▶ [Goal of the exercise]:
Compile every line that includes the word "组织层次上对温室气体排放和消除的量化与报告的规范和指南".

Recorded data
══════

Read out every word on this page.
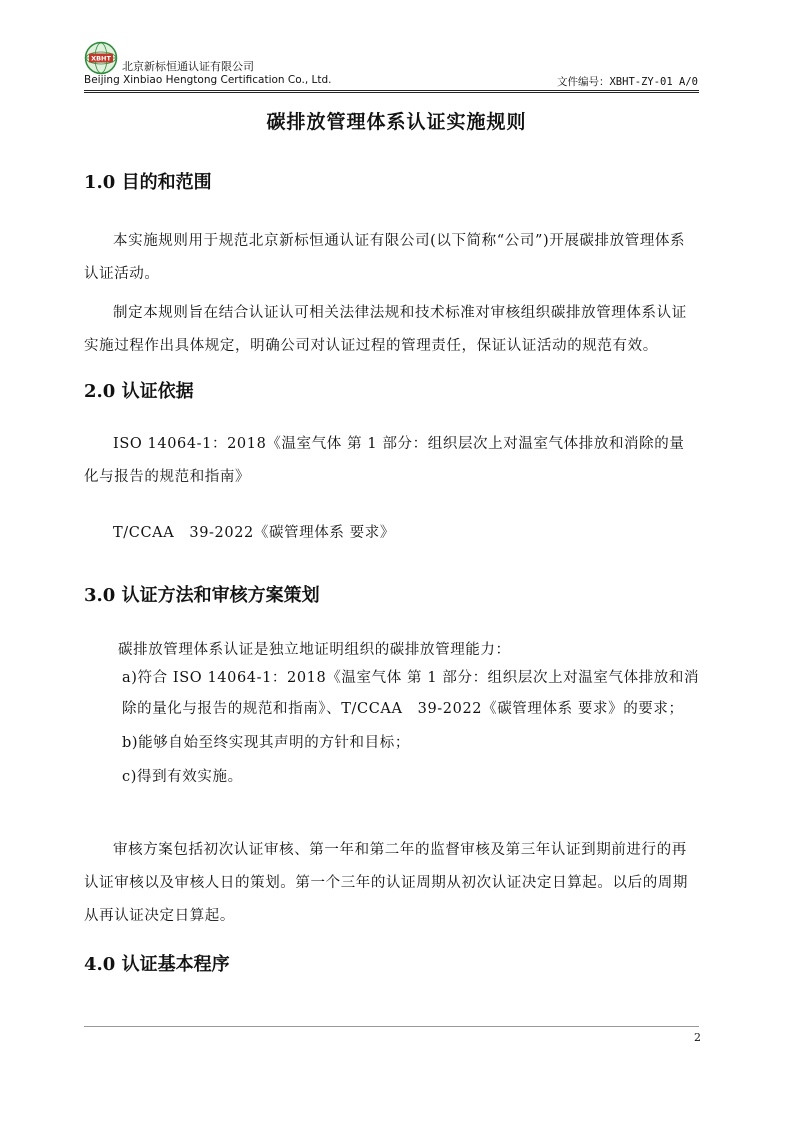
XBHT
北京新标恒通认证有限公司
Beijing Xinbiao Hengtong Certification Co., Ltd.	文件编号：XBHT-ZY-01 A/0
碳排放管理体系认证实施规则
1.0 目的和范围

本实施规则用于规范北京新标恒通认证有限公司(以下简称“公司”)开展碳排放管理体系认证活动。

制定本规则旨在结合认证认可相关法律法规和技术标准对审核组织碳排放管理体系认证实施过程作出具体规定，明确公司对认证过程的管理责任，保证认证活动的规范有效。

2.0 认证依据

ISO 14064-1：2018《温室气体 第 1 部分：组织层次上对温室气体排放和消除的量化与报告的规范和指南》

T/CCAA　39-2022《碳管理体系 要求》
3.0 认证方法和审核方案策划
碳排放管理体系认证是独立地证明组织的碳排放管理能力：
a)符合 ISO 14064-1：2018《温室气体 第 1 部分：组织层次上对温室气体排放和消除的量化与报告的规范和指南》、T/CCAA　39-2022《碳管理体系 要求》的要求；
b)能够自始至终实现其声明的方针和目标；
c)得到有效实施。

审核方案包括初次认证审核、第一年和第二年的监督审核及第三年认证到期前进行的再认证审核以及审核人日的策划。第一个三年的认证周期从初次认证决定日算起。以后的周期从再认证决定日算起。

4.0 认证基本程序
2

══════

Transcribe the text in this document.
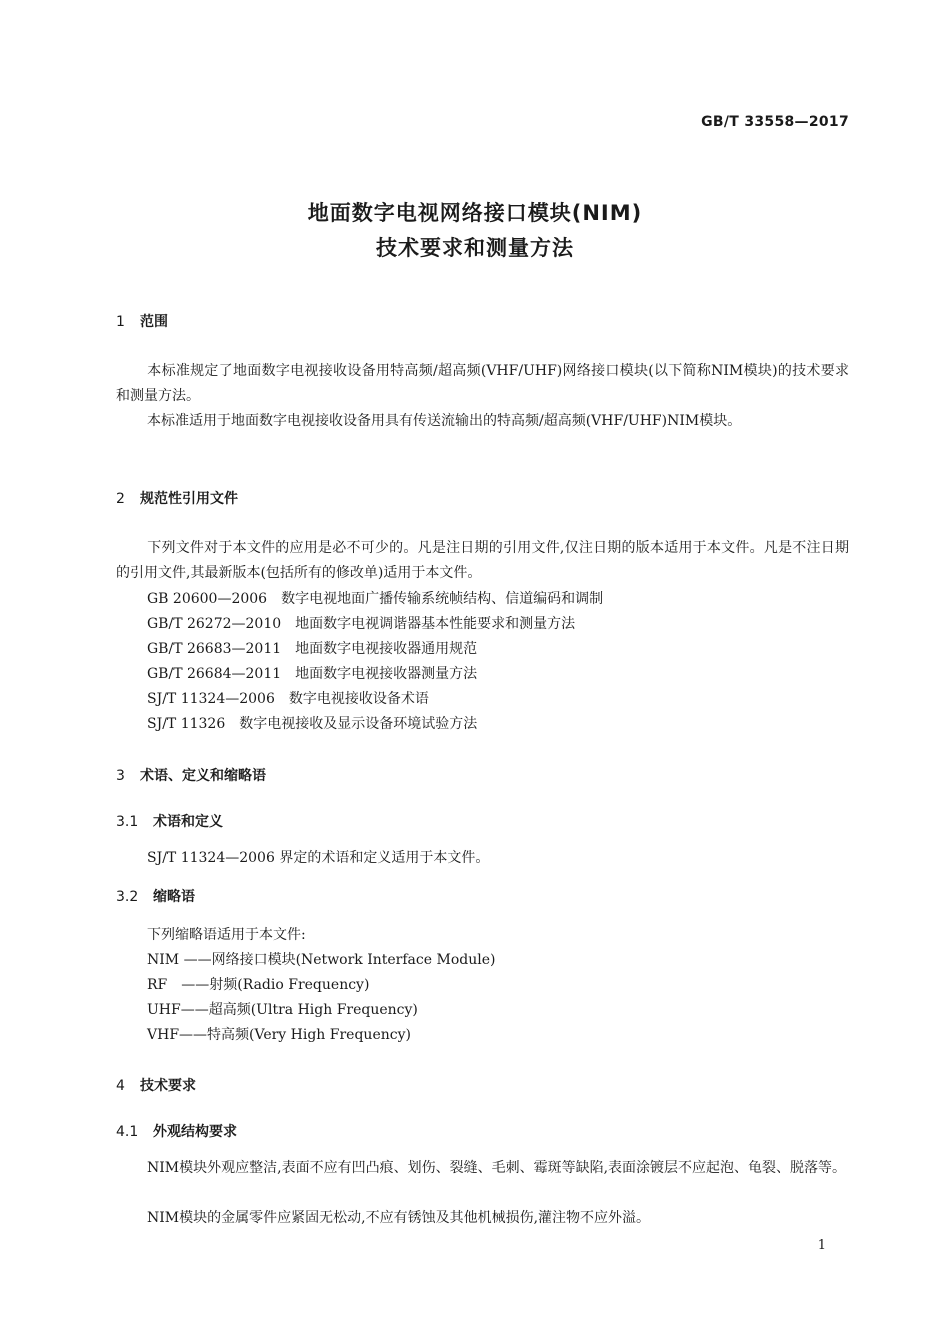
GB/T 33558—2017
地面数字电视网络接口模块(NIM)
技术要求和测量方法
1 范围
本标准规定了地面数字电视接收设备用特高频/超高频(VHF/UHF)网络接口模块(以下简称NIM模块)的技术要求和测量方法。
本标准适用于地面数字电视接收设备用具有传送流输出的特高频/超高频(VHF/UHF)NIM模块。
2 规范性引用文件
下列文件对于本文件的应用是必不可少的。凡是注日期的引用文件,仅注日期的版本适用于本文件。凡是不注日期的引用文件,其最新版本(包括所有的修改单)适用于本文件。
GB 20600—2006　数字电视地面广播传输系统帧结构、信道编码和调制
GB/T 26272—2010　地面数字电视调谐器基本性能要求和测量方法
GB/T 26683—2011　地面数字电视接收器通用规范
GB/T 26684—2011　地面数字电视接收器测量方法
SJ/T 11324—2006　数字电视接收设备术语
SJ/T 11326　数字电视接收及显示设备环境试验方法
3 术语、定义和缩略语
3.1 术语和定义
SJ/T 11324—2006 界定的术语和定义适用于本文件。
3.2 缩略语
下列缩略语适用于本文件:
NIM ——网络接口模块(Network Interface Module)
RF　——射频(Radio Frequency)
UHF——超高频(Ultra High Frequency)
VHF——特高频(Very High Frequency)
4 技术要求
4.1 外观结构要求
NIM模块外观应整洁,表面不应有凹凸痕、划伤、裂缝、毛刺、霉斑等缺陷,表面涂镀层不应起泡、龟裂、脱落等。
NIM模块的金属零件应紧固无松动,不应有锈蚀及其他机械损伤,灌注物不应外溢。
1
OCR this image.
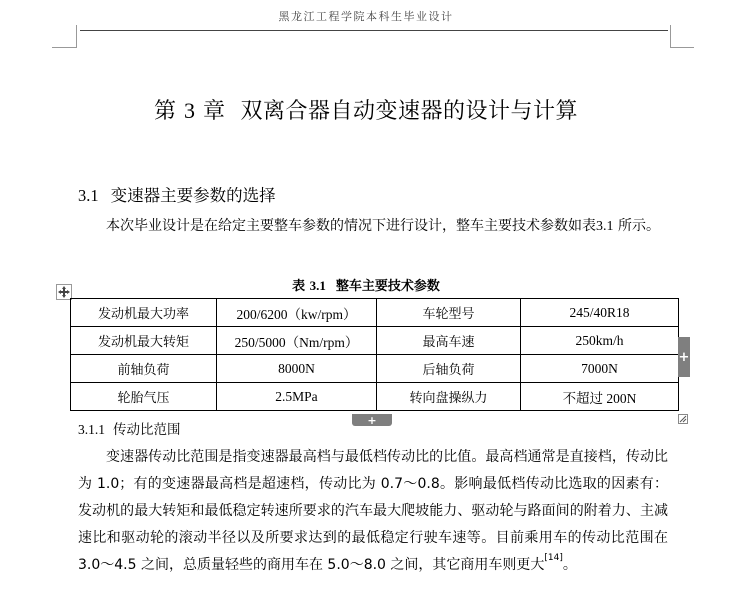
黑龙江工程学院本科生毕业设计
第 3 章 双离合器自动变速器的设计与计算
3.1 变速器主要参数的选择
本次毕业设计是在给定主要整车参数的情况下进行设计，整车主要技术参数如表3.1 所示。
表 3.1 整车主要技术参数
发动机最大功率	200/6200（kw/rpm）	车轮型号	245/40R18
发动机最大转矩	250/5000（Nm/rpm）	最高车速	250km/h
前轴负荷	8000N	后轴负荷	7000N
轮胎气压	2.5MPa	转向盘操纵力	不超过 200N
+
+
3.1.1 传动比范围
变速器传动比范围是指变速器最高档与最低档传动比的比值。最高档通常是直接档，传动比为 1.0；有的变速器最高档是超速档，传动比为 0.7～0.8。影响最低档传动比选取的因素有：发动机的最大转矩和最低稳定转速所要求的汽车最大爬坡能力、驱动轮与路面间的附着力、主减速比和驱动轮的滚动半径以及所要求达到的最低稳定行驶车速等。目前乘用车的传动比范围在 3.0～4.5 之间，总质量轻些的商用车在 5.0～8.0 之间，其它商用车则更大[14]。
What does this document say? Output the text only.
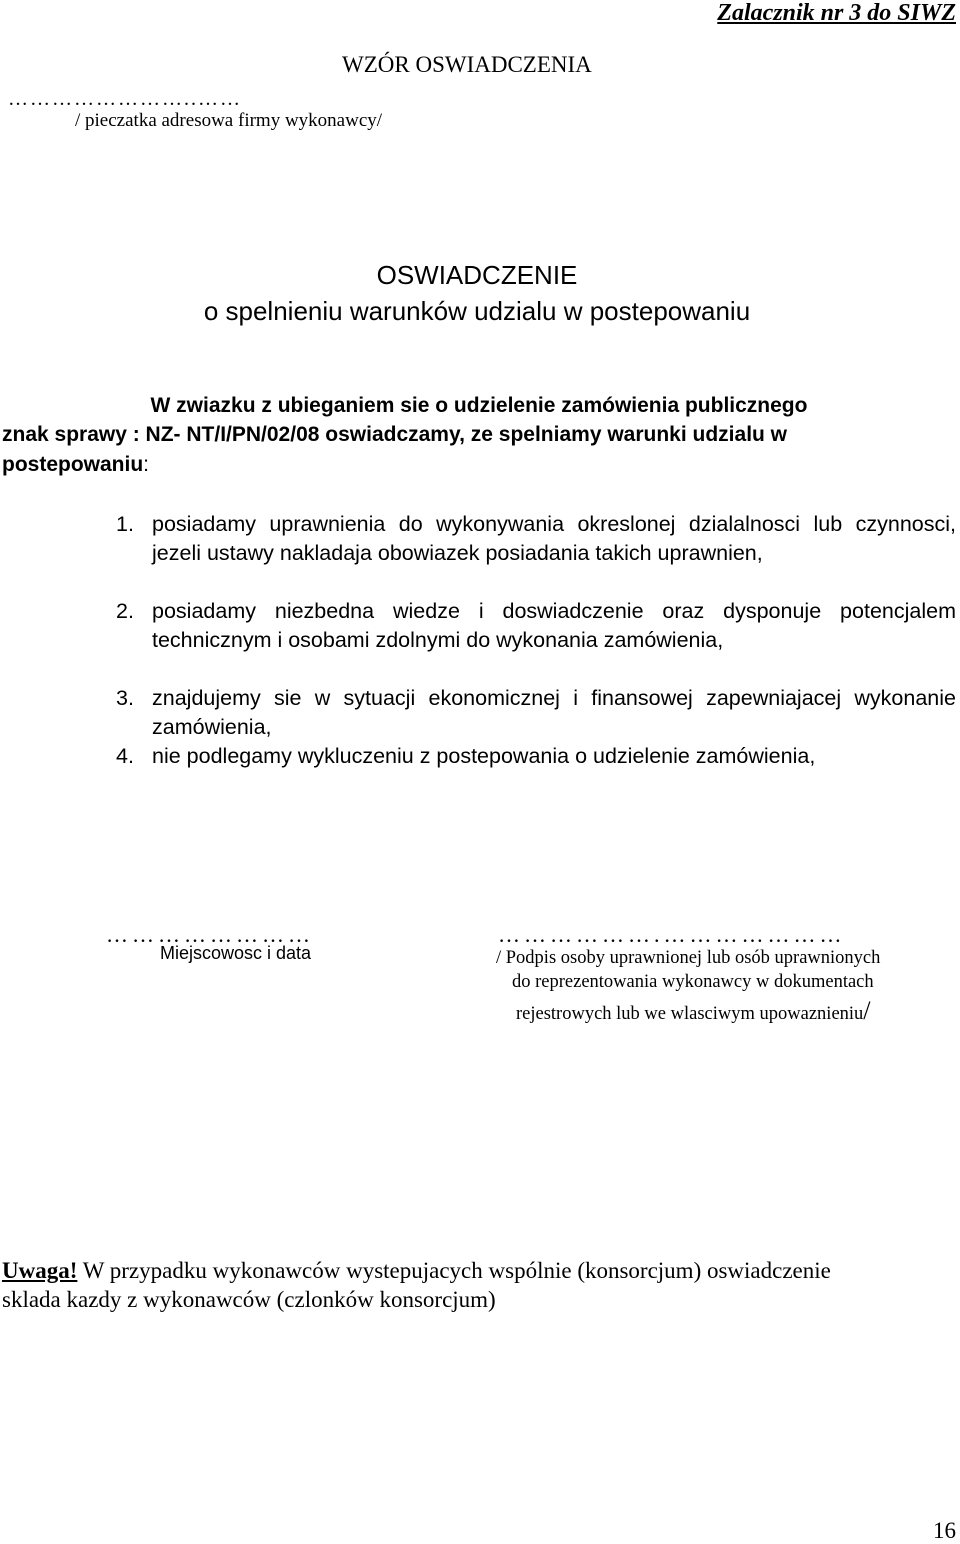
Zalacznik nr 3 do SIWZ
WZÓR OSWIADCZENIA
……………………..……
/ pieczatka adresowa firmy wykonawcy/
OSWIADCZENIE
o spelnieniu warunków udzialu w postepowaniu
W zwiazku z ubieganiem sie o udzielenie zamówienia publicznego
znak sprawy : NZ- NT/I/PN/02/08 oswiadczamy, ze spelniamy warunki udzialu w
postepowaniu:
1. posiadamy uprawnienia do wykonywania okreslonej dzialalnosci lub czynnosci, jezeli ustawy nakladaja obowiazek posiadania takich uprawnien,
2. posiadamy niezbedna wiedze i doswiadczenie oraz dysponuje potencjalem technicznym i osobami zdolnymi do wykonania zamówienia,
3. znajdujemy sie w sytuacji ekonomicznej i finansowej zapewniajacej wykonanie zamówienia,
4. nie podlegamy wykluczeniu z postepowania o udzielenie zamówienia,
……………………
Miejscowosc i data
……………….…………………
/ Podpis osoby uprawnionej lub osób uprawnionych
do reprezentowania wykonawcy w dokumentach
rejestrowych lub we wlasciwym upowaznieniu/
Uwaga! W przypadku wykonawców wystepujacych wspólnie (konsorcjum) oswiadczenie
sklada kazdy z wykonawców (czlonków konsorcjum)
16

══════

▶ [Exercise answer]:
ISO 14064-1：2018《温室气体 第 1 部分：组织层次上对温室气体排放和消除的量化与报告的规范和指南》
a)符合 ISO 14064-1：2018《温室气体 第 1 部分：组织层次上对温室气体排放和消除的量化与报告的规范和指南》、T/CCAA　39-2022《碳管理体系 要求》的要求；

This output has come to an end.